* _PROMPT_:
Locate each line in the records containing "민족주의". Copy it.
* begin DATA *
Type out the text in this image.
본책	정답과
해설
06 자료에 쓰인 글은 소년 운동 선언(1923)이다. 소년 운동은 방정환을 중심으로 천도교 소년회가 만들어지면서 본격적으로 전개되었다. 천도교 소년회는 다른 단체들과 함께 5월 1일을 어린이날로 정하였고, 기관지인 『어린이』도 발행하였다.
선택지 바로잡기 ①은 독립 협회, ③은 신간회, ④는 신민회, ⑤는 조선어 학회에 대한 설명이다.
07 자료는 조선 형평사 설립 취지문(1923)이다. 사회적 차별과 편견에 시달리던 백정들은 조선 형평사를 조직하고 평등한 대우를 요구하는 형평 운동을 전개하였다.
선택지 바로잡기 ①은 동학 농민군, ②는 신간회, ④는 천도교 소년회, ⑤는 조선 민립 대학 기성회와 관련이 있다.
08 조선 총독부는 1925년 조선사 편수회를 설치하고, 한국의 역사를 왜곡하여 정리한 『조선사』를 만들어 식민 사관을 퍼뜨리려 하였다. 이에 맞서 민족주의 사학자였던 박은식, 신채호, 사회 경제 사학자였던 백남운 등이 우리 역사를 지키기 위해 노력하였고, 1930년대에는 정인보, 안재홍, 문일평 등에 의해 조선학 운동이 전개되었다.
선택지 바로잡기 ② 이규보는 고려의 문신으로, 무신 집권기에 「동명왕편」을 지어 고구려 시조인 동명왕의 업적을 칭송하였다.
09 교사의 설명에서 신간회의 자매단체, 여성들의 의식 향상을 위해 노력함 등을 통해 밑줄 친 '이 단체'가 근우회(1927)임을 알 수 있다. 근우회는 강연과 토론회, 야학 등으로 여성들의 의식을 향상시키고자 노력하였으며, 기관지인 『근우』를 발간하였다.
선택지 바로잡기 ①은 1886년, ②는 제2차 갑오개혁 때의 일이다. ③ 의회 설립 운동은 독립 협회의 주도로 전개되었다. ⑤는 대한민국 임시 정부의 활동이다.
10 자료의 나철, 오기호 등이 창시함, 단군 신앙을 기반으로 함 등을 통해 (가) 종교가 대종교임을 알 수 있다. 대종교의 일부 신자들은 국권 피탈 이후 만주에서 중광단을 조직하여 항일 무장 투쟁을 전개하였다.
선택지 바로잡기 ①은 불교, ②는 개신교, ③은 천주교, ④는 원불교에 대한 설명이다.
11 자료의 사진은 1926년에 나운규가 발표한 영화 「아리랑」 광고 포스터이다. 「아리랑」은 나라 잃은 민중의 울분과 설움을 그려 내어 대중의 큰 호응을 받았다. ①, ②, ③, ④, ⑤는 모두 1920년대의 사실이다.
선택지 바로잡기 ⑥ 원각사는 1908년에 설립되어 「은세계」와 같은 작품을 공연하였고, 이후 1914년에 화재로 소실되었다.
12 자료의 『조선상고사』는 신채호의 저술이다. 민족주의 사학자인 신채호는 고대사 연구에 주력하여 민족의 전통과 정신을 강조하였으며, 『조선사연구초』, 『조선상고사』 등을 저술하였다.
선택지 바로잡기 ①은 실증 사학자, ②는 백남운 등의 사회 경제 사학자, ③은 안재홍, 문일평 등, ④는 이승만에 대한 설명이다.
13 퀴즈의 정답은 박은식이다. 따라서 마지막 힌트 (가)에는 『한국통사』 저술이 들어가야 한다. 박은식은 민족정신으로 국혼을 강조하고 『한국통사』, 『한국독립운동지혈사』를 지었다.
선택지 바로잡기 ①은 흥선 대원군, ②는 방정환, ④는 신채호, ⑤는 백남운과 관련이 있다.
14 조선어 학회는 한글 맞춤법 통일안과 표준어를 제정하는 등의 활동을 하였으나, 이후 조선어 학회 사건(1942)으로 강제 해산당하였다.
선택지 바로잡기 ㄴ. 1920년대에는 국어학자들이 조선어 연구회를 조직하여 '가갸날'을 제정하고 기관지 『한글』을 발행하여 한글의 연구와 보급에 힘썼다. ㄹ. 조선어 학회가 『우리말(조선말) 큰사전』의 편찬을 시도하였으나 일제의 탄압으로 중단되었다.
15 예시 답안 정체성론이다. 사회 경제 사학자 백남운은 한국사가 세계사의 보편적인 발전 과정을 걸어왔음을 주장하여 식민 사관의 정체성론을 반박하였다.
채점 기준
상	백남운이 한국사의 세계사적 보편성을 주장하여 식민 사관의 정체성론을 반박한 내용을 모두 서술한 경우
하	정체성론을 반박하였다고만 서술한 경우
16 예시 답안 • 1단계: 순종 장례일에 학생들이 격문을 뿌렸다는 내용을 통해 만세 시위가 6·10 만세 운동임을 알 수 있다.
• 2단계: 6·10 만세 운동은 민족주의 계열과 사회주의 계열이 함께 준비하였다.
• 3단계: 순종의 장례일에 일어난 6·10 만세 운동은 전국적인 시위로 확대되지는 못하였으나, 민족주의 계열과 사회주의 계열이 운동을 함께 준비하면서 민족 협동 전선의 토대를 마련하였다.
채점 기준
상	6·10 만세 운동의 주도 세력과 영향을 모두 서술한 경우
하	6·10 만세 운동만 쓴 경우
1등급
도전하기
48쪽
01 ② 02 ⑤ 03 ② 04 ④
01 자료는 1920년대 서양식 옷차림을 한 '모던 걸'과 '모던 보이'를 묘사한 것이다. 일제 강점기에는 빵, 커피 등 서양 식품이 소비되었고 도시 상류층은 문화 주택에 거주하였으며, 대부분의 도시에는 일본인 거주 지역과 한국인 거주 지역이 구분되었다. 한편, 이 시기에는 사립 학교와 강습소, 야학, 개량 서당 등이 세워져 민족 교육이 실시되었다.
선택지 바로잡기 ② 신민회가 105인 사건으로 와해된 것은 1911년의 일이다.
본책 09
* end DATA *
* _SOLUTION TO THE PROBLEM_:
08 조선 총독부는 1925년 조선사 편수회를 설치하고, 한국의 역사를 왜곡하여 정리한 『조선사』를 만들어 식민 사관을 퍼뜨리려 하였다. 이에 맞서 민족주의 사학자였던 박은식, 신채호, 사회 경제 사학자였던 백남운 등이 우리 역사를 지키기 위해 노력하였고, 1930년대에는 정인보, 안재홍, 문일평 등에 의해 조선학 운동이 전개되었다.
12 자료의 『조선상고사』는 신채호의 저술이다. 민족주의 사학자인 신채호는 고대사 연구에 주력하여 민족의 전통과 정신을 강조하였으며, 『조선사연구초』, 『조선상고사』 등을 저술하였다.
• 2단계: 6·10 만세 운동은 민족주의 계열과 사회주의 계열이 함께 준비하였다.
• 3단계: 순종의 장례일에 일어난 6·10 만세 운동은 전국적인 시위로 확대되지는 못하였으나, 민족주의 계열과 사회주의 계열이 운동을 함께 준비하면서 민족 협동 전선의 토대를 마련하였다.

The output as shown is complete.